Stated goal. Return all lines below containing the word "LEITE".

---

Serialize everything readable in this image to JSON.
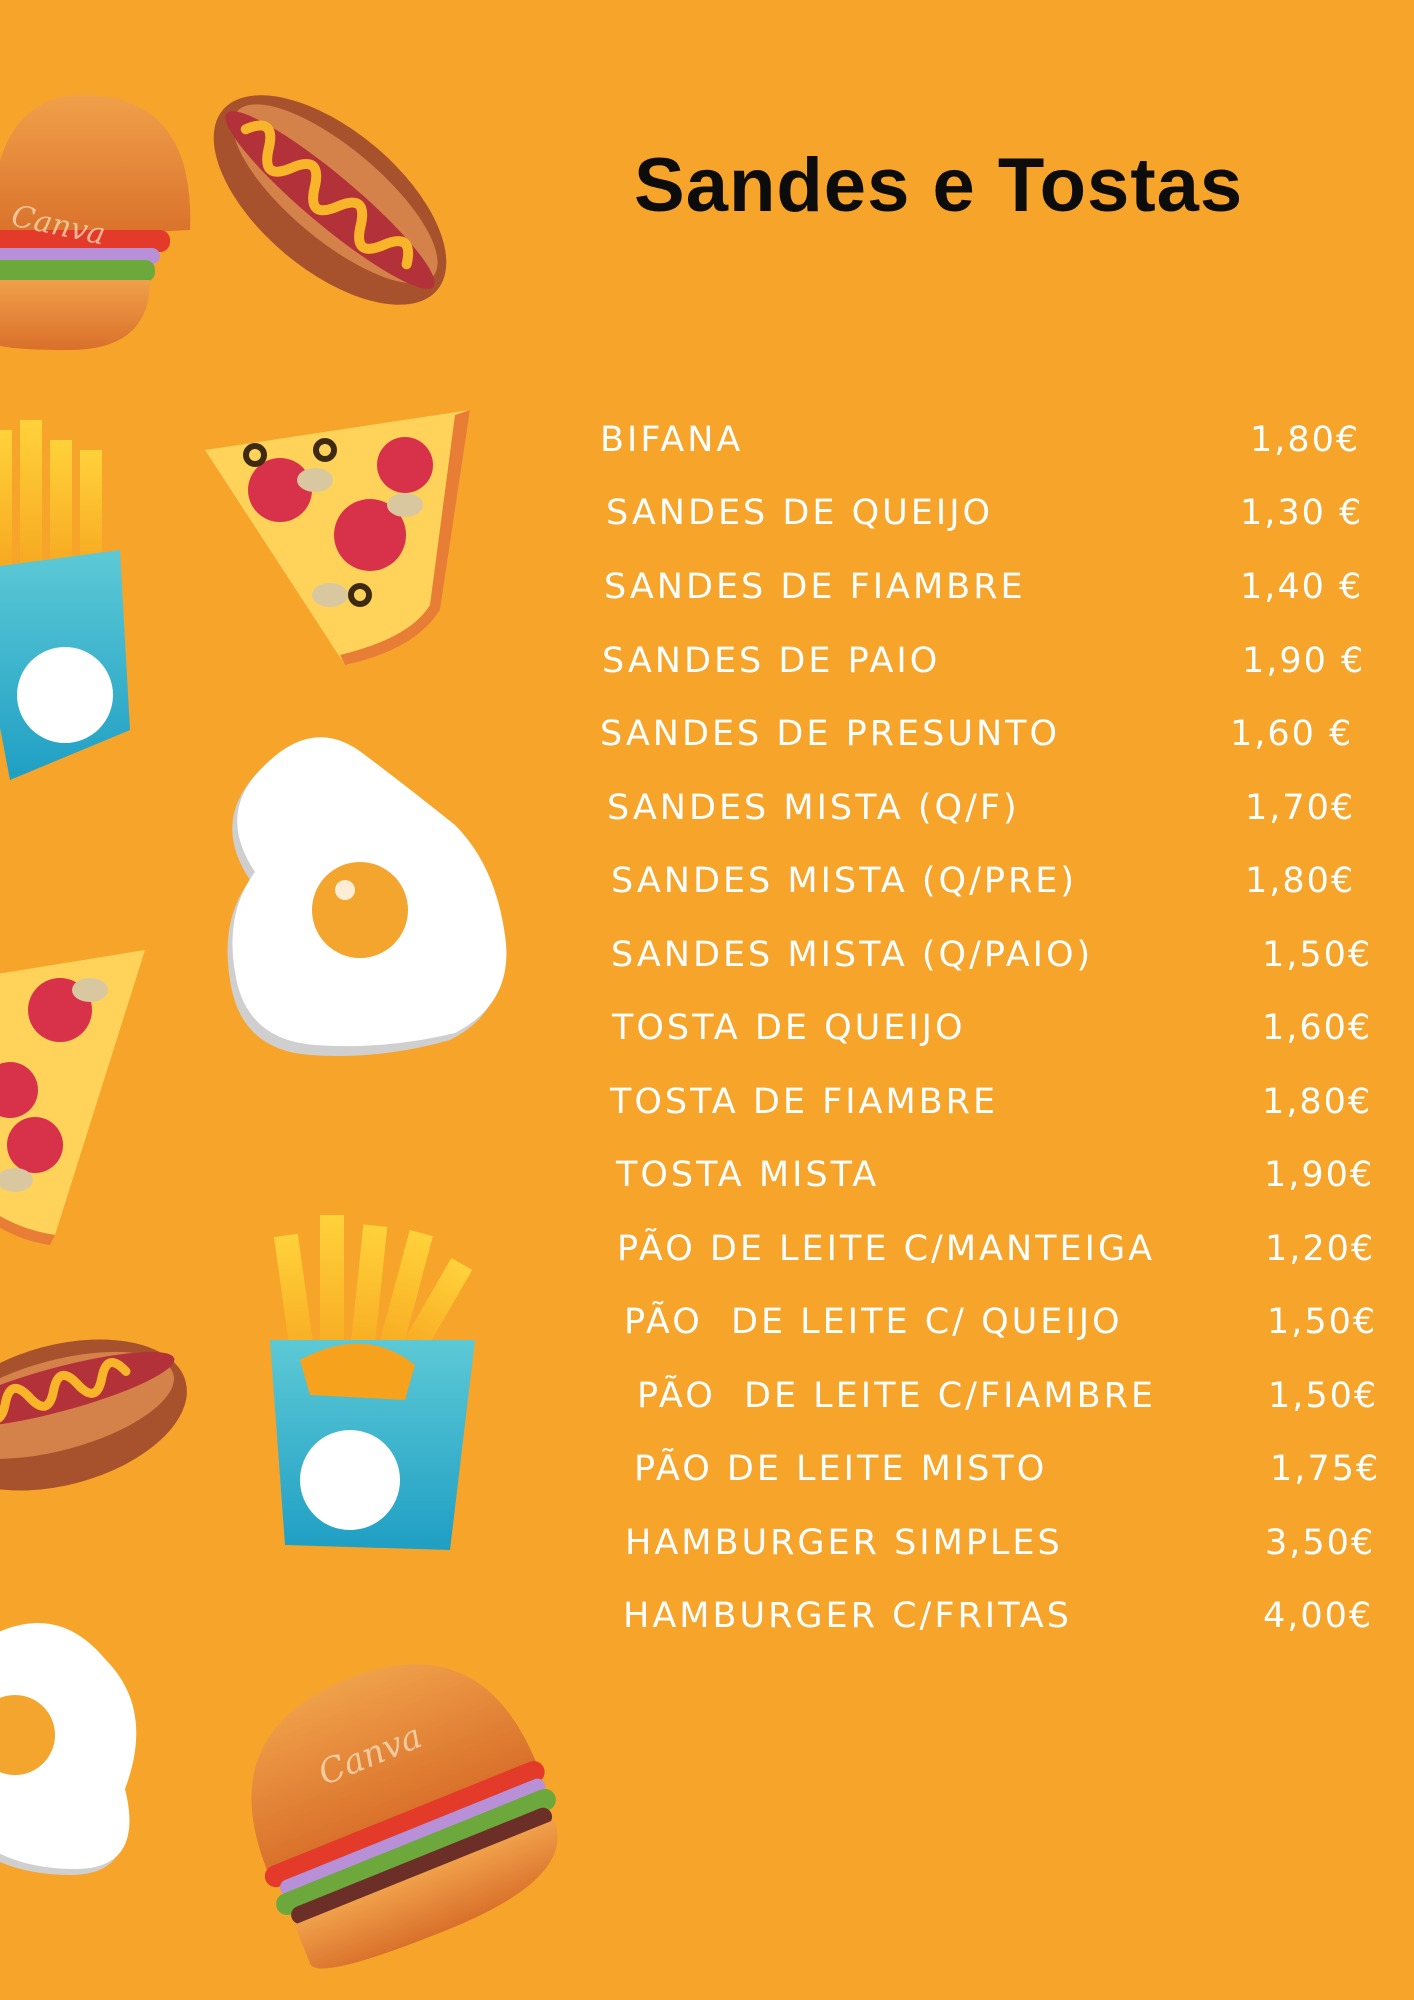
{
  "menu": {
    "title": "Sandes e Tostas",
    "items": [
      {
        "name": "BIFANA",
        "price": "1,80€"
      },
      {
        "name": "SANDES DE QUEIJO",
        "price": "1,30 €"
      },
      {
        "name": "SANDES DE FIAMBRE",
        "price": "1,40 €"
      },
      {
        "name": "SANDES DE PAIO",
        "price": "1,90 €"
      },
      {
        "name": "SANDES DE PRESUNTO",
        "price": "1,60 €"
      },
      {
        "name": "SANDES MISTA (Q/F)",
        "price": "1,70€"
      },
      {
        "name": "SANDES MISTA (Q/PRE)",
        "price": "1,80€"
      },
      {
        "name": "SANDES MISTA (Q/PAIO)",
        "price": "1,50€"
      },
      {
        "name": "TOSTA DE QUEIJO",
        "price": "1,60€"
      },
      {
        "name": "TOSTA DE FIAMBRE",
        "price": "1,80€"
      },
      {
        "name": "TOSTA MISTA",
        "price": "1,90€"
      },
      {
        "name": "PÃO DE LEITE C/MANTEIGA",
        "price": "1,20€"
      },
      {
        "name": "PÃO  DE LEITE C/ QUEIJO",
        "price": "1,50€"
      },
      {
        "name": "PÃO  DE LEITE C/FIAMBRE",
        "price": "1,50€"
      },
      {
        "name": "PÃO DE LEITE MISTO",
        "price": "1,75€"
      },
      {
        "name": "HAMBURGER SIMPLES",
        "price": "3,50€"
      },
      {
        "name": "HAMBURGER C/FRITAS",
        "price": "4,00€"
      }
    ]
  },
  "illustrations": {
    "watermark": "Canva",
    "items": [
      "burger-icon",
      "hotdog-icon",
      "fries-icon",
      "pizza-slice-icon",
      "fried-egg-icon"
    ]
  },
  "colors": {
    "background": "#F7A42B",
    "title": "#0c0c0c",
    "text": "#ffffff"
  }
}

---

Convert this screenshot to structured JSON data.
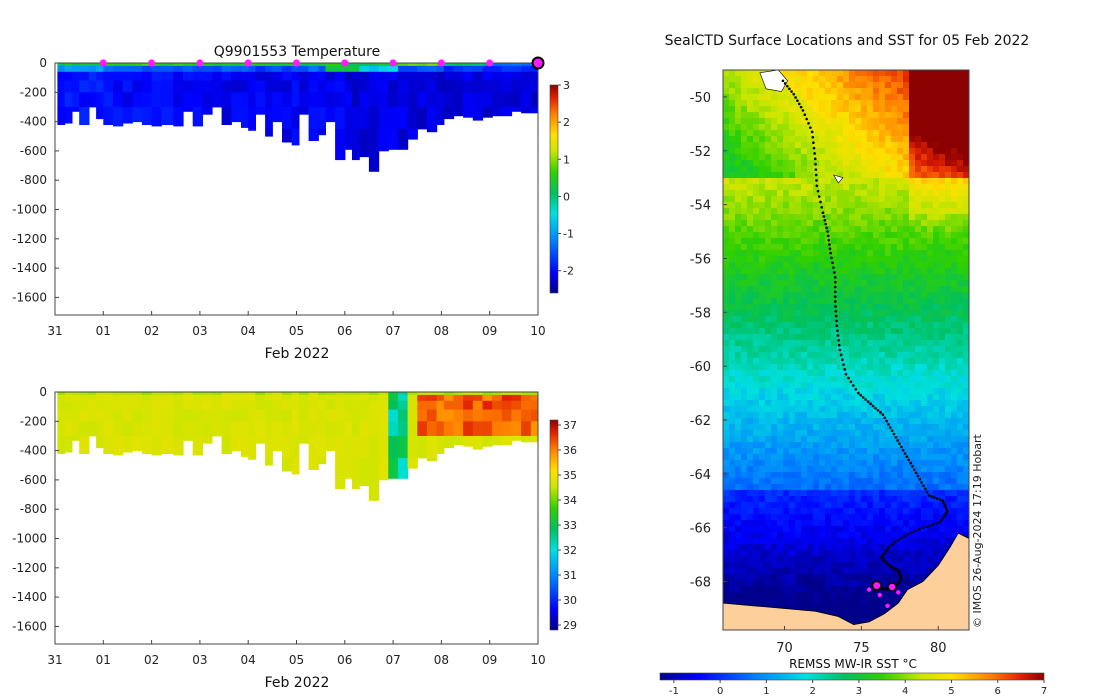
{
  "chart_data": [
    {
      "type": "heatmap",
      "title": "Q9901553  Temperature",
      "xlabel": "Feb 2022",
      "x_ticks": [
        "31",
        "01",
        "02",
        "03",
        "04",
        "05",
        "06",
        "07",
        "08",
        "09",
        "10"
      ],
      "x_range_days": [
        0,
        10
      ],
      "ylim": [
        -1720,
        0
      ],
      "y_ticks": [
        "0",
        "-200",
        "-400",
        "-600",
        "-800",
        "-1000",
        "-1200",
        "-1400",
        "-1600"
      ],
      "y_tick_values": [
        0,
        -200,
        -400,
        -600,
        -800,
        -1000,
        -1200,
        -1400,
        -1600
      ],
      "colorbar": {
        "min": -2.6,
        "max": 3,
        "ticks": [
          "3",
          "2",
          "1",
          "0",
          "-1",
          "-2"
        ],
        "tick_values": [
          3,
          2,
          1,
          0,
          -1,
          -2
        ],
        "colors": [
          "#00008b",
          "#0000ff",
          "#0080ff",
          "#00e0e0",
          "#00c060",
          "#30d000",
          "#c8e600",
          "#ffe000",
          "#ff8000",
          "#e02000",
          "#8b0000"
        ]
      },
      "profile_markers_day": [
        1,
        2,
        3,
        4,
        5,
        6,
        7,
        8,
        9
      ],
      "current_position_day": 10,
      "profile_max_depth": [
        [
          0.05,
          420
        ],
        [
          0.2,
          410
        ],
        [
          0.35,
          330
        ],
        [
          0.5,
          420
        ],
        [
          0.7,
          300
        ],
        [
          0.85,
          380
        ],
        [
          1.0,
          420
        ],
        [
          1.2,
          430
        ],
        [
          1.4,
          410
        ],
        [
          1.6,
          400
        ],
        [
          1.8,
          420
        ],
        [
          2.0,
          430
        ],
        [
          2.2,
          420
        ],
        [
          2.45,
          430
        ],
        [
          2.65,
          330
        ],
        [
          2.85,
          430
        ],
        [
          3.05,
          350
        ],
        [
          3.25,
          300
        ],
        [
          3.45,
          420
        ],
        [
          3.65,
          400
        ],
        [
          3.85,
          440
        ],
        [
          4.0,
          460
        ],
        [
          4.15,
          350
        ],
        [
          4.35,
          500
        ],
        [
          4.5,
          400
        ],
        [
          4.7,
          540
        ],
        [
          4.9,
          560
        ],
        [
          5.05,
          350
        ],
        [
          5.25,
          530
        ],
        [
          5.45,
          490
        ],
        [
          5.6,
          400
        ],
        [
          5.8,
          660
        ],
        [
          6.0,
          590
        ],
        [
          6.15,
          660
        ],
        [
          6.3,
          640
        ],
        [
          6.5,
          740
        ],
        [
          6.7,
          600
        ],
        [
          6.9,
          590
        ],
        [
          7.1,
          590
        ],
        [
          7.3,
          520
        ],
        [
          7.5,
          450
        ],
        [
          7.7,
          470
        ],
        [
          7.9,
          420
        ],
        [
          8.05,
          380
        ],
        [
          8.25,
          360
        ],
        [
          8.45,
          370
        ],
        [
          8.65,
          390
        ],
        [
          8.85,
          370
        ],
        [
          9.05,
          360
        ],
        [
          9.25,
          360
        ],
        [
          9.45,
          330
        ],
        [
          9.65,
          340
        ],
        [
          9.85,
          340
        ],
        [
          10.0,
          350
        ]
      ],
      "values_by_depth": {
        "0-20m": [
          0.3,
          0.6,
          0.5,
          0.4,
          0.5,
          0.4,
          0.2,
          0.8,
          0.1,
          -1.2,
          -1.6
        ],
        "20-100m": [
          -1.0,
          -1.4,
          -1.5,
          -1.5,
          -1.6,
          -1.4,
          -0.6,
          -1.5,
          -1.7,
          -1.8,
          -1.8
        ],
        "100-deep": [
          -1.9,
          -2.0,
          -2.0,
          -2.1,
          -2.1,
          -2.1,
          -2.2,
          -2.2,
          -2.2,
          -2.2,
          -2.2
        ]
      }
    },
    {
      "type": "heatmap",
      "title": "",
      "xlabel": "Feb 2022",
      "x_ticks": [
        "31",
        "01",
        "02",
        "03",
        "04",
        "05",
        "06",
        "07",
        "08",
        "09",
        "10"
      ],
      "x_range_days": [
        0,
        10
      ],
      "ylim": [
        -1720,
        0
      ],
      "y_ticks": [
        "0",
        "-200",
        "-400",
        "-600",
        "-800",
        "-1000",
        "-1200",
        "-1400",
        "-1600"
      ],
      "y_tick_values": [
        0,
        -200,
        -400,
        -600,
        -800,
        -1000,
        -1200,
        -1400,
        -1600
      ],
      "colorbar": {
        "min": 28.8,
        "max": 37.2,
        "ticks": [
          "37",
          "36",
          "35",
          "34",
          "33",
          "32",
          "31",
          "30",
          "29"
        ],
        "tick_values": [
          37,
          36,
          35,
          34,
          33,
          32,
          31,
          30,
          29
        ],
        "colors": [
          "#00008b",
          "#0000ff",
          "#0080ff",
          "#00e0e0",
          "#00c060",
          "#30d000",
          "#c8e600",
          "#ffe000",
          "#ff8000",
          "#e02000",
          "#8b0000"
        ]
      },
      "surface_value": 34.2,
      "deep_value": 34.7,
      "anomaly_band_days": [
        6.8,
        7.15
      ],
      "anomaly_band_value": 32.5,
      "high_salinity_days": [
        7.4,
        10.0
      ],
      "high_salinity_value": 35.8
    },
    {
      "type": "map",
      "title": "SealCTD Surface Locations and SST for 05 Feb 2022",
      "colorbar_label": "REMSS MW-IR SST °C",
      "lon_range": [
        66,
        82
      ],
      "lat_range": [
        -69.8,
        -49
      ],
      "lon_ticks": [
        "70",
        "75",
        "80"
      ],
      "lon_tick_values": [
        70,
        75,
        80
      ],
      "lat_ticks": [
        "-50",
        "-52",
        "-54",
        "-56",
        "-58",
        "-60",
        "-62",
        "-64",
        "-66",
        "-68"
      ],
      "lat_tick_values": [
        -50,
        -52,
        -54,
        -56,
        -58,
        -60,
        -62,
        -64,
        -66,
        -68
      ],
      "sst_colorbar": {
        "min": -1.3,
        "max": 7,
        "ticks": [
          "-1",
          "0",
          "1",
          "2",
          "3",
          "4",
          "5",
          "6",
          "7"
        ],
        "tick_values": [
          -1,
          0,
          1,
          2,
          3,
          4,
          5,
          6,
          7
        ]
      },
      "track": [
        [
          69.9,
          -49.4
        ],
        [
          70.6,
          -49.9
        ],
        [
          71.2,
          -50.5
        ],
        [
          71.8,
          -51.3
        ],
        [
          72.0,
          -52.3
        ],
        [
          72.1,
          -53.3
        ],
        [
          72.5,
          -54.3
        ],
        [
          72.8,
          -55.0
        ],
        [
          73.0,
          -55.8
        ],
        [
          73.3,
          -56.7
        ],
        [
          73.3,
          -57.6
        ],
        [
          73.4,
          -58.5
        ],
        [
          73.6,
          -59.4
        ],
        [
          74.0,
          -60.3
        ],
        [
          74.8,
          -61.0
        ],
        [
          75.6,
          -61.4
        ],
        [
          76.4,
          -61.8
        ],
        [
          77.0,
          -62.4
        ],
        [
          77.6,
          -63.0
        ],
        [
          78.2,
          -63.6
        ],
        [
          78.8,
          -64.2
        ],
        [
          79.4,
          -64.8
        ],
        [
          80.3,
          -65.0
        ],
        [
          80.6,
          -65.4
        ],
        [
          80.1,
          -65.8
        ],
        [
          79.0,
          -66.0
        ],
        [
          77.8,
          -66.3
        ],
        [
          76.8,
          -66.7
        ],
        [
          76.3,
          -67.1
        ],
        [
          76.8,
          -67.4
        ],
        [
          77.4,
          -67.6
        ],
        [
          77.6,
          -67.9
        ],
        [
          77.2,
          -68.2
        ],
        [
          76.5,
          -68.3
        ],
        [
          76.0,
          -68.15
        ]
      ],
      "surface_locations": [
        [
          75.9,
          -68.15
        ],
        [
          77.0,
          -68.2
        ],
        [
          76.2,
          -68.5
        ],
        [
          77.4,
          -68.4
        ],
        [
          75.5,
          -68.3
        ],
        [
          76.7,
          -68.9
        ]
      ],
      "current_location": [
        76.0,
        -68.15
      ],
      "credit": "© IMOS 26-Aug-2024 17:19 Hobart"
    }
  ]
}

---

Task solution.
        "name": "PÃO DE LEITE C/MANTEIGA",
        "name": "PÃO  DE LEITE C/ QUEIJO",
        "name": "PÃO  DE LEITE C/FIAMBRE",
        "name": "PÃO DE LEITE MISTO",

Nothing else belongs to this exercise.